(TASK OBJECTIVE)
Copy out the final stretch of the listing: the line that contains "Read this page and output its text content." and all lines after it, exactly as they appear.

[Stored items]
···

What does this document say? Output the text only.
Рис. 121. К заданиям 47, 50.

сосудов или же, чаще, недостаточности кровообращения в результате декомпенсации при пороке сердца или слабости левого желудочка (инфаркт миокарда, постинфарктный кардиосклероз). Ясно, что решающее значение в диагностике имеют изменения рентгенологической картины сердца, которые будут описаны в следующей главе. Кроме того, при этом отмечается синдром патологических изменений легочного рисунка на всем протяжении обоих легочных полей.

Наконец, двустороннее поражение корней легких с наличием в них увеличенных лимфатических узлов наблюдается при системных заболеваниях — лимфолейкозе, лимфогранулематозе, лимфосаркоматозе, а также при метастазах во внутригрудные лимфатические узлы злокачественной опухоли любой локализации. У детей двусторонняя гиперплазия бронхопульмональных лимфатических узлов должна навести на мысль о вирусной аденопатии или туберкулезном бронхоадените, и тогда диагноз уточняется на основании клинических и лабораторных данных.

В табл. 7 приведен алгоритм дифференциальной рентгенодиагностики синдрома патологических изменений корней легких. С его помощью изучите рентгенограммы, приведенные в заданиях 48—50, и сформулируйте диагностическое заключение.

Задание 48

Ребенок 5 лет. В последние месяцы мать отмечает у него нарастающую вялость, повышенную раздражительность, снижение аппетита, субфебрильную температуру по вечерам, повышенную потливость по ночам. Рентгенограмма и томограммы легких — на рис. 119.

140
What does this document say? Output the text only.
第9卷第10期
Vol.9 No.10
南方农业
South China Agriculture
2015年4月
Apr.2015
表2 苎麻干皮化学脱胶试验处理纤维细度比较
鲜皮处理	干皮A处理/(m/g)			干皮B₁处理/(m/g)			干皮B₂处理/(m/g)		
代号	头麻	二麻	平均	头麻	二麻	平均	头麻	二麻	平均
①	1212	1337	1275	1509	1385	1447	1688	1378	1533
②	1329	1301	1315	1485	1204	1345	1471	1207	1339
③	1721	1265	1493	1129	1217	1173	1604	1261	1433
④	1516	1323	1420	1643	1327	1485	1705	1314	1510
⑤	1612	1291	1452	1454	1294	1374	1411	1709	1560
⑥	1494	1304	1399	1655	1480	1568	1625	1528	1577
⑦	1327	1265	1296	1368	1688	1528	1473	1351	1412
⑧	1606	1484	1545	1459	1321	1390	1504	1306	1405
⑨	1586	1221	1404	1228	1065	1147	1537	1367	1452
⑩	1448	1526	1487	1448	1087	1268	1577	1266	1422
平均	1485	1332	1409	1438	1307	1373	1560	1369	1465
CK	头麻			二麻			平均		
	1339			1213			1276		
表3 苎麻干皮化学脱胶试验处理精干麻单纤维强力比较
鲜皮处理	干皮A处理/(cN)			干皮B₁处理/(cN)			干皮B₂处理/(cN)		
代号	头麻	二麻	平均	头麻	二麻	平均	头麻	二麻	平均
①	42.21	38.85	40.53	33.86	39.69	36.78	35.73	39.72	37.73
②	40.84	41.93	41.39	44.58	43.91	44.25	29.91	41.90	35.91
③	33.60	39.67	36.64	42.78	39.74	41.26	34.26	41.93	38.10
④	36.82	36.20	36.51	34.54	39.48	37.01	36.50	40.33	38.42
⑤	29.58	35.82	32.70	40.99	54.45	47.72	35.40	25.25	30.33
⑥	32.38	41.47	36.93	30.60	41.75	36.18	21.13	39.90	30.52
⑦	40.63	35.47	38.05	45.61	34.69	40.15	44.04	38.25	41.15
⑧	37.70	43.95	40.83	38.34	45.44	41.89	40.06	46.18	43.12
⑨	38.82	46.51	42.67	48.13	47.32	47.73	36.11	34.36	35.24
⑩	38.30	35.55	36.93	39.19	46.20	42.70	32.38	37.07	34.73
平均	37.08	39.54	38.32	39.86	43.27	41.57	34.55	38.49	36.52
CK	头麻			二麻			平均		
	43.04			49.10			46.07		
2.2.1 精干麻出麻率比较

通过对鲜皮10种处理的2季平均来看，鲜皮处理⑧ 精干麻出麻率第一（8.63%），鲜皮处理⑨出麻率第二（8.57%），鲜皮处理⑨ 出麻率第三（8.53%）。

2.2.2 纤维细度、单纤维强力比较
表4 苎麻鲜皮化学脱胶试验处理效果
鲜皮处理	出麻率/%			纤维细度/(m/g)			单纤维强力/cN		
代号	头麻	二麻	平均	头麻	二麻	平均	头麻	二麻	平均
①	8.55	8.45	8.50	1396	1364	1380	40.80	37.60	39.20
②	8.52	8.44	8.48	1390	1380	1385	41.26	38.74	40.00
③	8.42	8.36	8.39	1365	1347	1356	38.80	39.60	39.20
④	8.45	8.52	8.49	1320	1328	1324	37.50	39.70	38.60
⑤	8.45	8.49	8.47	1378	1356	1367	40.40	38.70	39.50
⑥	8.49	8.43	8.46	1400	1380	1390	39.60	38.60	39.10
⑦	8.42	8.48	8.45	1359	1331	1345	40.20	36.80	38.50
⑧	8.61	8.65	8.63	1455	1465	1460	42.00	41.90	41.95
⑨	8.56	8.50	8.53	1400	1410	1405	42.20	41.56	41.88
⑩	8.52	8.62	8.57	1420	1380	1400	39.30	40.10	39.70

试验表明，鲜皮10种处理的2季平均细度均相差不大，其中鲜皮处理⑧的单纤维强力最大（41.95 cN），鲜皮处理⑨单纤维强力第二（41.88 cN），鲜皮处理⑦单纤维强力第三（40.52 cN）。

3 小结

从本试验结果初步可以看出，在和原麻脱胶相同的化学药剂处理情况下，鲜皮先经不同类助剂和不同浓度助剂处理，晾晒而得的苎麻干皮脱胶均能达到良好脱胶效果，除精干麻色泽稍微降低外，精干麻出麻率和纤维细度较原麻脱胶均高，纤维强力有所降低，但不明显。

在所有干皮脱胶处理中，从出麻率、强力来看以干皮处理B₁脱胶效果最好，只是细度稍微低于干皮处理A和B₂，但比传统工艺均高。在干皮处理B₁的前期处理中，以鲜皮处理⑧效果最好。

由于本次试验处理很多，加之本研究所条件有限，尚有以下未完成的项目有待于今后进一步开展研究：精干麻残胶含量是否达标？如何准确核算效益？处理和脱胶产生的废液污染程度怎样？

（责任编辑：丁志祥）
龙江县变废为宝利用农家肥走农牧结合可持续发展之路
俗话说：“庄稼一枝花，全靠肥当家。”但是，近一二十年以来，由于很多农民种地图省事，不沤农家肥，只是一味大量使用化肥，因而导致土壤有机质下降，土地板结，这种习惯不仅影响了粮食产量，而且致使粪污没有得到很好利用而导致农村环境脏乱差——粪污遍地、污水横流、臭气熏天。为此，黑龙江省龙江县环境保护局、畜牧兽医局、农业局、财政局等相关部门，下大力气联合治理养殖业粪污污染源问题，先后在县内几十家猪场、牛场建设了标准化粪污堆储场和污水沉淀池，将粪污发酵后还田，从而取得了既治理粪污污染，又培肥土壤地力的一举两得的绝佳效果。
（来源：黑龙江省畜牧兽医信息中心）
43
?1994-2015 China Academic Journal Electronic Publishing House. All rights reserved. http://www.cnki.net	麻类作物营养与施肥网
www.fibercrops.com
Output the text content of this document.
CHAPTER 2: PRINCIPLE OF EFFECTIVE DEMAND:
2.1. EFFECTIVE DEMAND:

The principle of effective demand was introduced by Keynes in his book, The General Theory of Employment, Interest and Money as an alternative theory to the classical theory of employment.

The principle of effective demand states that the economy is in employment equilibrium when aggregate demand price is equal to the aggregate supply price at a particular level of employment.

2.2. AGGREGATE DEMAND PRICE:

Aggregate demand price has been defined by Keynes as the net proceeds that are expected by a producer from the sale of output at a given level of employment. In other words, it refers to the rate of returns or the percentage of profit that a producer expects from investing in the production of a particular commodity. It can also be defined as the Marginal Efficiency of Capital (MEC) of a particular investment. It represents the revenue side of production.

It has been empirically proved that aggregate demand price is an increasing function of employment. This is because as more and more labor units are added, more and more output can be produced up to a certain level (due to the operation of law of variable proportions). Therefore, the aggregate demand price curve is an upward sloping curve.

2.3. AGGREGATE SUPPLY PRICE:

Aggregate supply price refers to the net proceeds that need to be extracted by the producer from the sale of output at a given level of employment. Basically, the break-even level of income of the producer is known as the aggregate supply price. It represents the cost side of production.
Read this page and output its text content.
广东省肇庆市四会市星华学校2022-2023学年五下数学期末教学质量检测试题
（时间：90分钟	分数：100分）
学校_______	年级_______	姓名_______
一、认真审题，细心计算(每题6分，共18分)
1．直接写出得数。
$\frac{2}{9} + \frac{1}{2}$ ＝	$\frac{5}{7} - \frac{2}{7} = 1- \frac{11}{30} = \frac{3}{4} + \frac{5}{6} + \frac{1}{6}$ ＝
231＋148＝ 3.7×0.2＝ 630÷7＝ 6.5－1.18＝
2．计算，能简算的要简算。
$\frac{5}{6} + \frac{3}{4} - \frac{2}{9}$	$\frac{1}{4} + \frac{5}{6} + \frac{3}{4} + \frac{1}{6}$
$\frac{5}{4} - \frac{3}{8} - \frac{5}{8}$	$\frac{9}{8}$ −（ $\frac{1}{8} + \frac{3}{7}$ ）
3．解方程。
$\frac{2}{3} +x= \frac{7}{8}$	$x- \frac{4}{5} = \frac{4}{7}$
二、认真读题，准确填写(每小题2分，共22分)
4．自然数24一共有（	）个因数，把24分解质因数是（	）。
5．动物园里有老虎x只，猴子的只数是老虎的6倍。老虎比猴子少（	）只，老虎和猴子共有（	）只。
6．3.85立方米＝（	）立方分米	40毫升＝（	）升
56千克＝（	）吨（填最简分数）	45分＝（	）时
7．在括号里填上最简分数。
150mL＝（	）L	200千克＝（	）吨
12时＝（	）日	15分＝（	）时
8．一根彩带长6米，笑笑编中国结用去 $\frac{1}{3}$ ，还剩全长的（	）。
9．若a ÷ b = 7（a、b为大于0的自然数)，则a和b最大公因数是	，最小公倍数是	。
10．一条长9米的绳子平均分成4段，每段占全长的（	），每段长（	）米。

···

(COMPLETE OUTPUT)
Read this page and output its text content.
广东省肇庆市四会市星华学校2022-2023学年五下数学期末教学质量检测试题
（时间：90分钟	分数：100分）
学校_______	年级_______	姓名_______
一、认真审题，细心计算(每题6分，共18分)
1．直接写出得数。
$\frac{2}{9} + \frac{1}{2}$ ＝	$\frac{5}{7} - \frac{2}{7} = 1- \frac{11}{30} = \frac{3}{4} + \frac{5}{6} + \frac{1}{6}$ ＝
231＋148＝ 3.7×0.2＝ 630÷7＝ 6.5－1.18＝
2．计算，能简算的要简算。
$\frac{5}{6} + \frac{3}{4} - \frac{2}{9}$	$\frac{1}{4} + \frac{5}{6} + \frac{3}{4} + \frac{1}{6}$
$\frac{5}{4} - \frac{3}{8} - \frac{5}{8}$	$\frac{9}{8}$ −（ $\frac{1}{8} + \frac{3}{7}$ ）
3．解方程。
$\frac{2}{3} +x= \frac{7}{8}$	$x- \frac{4}{5} = \frac{4}{7}$
二、认真读题，准确填写(每小题2分，共22分)
4．自然数24一共有（	）个因数，把24分解质因数是（	）。
5．动物园里有老虎x只，猴子的只数是老虎的6倍。老虎比猴子少（	）只，老虎和猴子共有（	）只。
6．3.85立方米＝（	）立方分米	40毫升＝（	）升
56千克＝（	）吨（填最简分数）	45分＝（	）时
7．在括号里填上最简分数。
150mL＝（	）L	200千克＝（	）吨
12时＝（	）日	15分＝（	）时
8．一根彩带长6米，笑笑编中国结用去 $\frac{1}{3}$ ，还剩全长的（	）。
9．若a ÷ b = 7（a、b为大于0的自然数)，则a和b最大公因数是	，最小公倍数是	。
10．一条长9米的绳子平均分成4段，每段占全长的（	），每段长（	）米。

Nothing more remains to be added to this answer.